• OBJECTIVE: Return the entries below verbatim. Pictures stay out.

───── DATA FOR PROCESSING ─────

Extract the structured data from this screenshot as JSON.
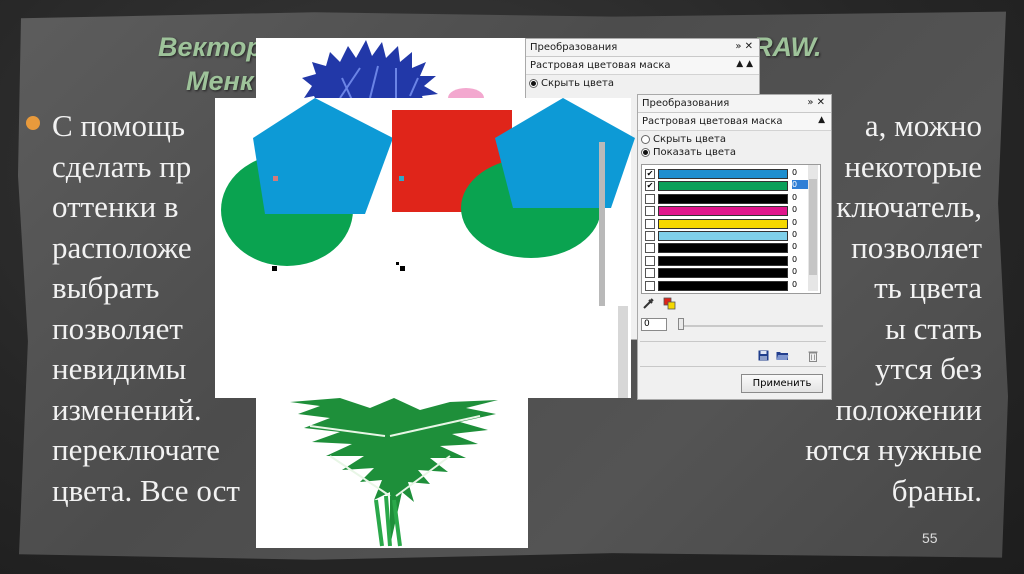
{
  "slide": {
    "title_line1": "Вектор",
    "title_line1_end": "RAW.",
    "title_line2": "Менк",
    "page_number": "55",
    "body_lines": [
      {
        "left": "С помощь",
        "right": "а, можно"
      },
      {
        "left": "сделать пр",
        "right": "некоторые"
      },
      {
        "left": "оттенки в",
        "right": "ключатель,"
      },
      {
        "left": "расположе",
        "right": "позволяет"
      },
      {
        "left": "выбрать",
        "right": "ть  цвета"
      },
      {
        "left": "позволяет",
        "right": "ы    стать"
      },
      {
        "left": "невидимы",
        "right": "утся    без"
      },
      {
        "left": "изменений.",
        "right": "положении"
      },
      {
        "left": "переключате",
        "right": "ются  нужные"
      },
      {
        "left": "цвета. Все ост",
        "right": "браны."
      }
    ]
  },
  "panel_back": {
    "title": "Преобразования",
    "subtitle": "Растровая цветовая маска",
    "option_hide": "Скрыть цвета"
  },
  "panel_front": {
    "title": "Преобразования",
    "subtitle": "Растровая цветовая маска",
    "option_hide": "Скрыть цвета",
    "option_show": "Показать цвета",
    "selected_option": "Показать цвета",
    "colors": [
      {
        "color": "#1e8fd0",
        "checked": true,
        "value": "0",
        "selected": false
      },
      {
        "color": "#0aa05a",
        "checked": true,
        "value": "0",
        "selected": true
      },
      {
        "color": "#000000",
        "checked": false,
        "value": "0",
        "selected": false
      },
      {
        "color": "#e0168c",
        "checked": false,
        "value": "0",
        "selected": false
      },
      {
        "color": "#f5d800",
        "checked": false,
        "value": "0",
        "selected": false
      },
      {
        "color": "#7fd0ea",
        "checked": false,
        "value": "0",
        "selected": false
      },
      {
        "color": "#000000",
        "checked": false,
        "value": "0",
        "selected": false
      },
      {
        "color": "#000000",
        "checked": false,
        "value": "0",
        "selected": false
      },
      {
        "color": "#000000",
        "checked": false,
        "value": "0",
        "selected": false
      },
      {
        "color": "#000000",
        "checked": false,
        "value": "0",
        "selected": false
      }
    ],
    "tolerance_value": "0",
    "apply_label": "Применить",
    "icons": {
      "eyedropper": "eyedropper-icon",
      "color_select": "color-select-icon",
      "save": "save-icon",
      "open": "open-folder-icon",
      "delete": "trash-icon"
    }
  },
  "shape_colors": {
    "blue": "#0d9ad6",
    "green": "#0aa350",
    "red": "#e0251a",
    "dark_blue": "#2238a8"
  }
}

─────

• WORKED SOLUTION:
Extract the structured data from this screenshot as JSON.
{
  "slide": {
    "title_line1": "Вектор",
    "title_line1_end": "RAW.",
    "title_line2": "Менк",
    "page_number": "55",
    "body_lines": [
      {
        "left": "С помощь",
        "right": "а, можно"
      },
      {
        "left": "сделать пр",
        "right": "некоторые"
      },
      {
        "left": "оттенки в",
        "right": "ключатель,"
      },
      {
        "left": "расположе",
        "right": "позволяет"
      },
      {
        "left": "выбрать",
        "right": "ть  цвета"
      },
      {
        "left": "позволяет",
        "right": "ы    стать"
      },
      {
        "left": "невидимы",
        "right": "утся    без"
      },
      {
        "left": "изменений.",
        "right": "положении"
      },
      {
        "left": "переключате",
        "right": "ются  нужные"
      },
      {
        "left": "цвета. Все ост",
        "right": "браны."
      }
    ]
  },
  "panel_back": {
    "title": "Преобразования",
    "subtitle": "Растровая цветовая маска",
    "option_hide": "Скрыть цвета"
  },
  "panel_front": {
    "title": "Преобразования",
    "subtitle": "Растровая цветовая маска",
    "option_hide": "Скрыть цвета",
    "option_show": "Показать цвета",
    "selected_option": "Показать цвета",
    "colors": [
      {
        "color": "#1e8fd0",
        "checked": true,
        "value": "0",
        "selected": false
      },
      {
        "color": "#0aa05a",
        "checked": true,
        "value": "0",
        "selected": true
      },
      {
        "color": "#000000",
        "checked": false,
        "value": "0",
        "selected": false
      },
      {
        "color": "#e0168c",
        "checked": false,
        "value": "0",
        "selected": false
      },
      {
        "color": "#f5d800",
        "checked": false,
        "value": "0",
        "selected": false
      },
      {
        "color": "#7fd0ea",
        "checked": false,
        "value": "0",
        "selected": false
      },
      {
        "color": "#000000",
        "checked": false,
        "value": "0",
        "selected": false
      },
      {
        "color": "#000000",
        "checked": false,
        "value": "0",
        "selected": false
      },
      {
        "color": "#000000",
        "checked": false,
        "value": "0",
        "selected": false
      },
      {
        "color": "#000000",
        "checked": false,
        "value": "0",
        "selected": false
      }
    ],
    "tolerance_value": "0",
    "apply_label": "Применить",
    "icons": {
      "eyedropper": "eyedropper-icon",
      "color_select": "color-select-icon",
      "save": "save-icon",
      "open": "open-folder-icon",
      "delete": "trash-icon"
    }
  },
  "shape_colors": {
    "blue": "#0d9ad6",
    "green": "#0aa350",
    "red": "#e0251a",
    "dark_blue": "#2238a8"
  }
}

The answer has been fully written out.